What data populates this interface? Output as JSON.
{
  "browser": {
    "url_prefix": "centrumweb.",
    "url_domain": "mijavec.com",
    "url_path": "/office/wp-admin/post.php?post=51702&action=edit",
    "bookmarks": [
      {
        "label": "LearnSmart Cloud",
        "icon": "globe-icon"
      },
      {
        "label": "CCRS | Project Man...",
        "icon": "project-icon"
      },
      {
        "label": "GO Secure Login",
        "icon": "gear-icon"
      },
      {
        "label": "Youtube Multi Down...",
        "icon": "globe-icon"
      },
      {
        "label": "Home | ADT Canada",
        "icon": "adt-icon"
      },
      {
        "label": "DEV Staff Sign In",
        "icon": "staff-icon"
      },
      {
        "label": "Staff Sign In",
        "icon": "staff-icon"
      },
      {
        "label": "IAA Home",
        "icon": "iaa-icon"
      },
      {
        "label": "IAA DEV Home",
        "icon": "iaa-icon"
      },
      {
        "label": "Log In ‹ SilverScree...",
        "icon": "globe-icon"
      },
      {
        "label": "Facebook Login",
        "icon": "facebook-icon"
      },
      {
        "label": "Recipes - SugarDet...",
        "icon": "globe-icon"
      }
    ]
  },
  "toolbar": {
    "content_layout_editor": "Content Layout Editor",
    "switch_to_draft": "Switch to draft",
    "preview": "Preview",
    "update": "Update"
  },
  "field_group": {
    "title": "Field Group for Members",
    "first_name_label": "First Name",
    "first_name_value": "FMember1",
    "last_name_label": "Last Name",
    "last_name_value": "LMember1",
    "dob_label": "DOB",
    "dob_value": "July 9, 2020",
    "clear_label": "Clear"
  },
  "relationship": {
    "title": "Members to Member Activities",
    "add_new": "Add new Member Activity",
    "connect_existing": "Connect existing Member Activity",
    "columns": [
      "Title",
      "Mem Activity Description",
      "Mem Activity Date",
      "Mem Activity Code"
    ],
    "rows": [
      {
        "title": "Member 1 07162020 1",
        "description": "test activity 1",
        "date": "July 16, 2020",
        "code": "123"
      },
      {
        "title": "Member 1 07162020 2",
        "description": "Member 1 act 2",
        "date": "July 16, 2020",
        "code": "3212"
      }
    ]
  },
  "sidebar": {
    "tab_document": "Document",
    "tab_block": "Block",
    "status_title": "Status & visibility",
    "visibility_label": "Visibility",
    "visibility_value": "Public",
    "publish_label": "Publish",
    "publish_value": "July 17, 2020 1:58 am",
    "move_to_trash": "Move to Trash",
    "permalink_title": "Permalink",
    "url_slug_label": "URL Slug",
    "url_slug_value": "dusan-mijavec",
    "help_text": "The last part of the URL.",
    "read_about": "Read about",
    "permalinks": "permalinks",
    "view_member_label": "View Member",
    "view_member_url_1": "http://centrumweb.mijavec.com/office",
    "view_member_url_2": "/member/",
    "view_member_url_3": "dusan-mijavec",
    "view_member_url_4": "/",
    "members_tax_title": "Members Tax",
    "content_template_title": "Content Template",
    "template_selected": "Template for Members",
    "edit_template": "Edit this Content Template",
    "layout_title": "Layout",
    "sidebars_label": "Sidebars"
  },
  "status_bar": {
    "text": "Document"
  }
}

= Short problem =
Give every line of the material again, exactly as it reads.

= The response =
What data populates this interface? Output as JSON.
{
  "browser": {
    "url_prefix": "centrumweb.",
    "url_domain": "mijavec.com",
    "url_path": "/office/wp-admin/post.php?post=51702&action=edit",
    "bookmarks": [
      {
        "label": "LearnSmart Cloud",
        "icon": "globe-icon"
      },
      {
        "label": "CCRS | Project Man...",
        "icon": "project-icon"
      },
      {
        "label": "GO Secure Login",
        "icon": "gear-icon"
      },
      {
        "label": "Youtube Multi Down...",
        "icon": "globe-icon"
      },
      {
        "label": "Home | ADT Canada",
        "icon": "adt-icon"
      },
      {
        "label": "DEV Staff Sign In",
        "icon": "staff-icon"
      },
      {
        "label": "Staff Sign In",
        "icon": "staff-icon"
      },
      {
        "label": "IAA Home",
        "icon": "iaa-icon"
      },
      {
        "label": "IAA DEV Home",
        "icon": "iaa-icon"
      },
      {
        "label": "Log In ‹ SilverScree...",
        "icon": "globe-icon"
      },
      {
        "label": "Facebook Login",
        "icon": "facebook-icon"
      },
      {
        "label": "Recipes - SugarDet...",
        "icon": "globe-icon"
      }
    ]
  },
  "toolbar": {
    "content_layout_editor": "Content Layout Editor",
    "switch_to_draft": "Switch to draft",
    "preview": "Preview",
    "update": "Update"
  },
  "field_group": {
    "title": "Field Group for Members",
    "first_name_label": "First Name",
    "first_name_value": "FMember1",
    "last_name_label": "Last Name",
    "last_name_value": "LMember1",
    "dob_label": "DOB",
    "dob_value": "July 9, 2020",
    "clear_label": "Clear"
  },
  "relationship": {
    "title": "Members to Member Activities",
    "add_new": "Add new Member Activity",
    "connect_existing": "Connect existing Member Activity",
    "columns": [
      "Title",
      "Mem Activity Description",
      "Mem Activity Date",
      "Mem Activity Code"
    ],
    "rows": [
      {
        "title": "Member 1 07162020 1",
        "description": "test activity 1",
        "date": "July 16, 2020",
        "code": "123"
      },
      {
        "title": "Member 1 07162020 2",
        "description": "Member 1 act 2",
        "date": "July 16, 2020",
        "code": "3212"
      }
    ]
  },
  "sidebar": {
    "tab_document": "Document",
    "tab_block": "Block",
    "status_title": "Status & visibility",
    "visibility_label": "Visibility",
    "visibility_value": "Public",
    "publish_label": "Publish",
    "publish_value": "July 17, 2020 1:58 am",
    "move_to_trash": "Move to Trash",
    "permalink_title": "Permalink",
    "url_slug_label": "URL Slug",
    "url_slug_value": "dusan-mijavec",
    "help_text": "The last part of the URL.",
    "read_about": "Read about",
    "permalinks": "permalinks",
    "view_member_label": "View Member",
    "view_member_url_1": "http://centrumweb.mijavec.com/office",
    "view_member_url_2": "/member/",
    "view_member_url_3": "dusan-mijavec",
    "view_member_url_4": "/",
    "members_tax_title": "Members Tax",
    "content_template_title": "Content Template",
    "template_selected": "Template for Members",
    "edit_template": "Edit this Content Template",
    "layout_title": "Layout",
    "sidebars_label": "Sidebars"
  },
  "status_bar": {
    "text": "Document"
  }
}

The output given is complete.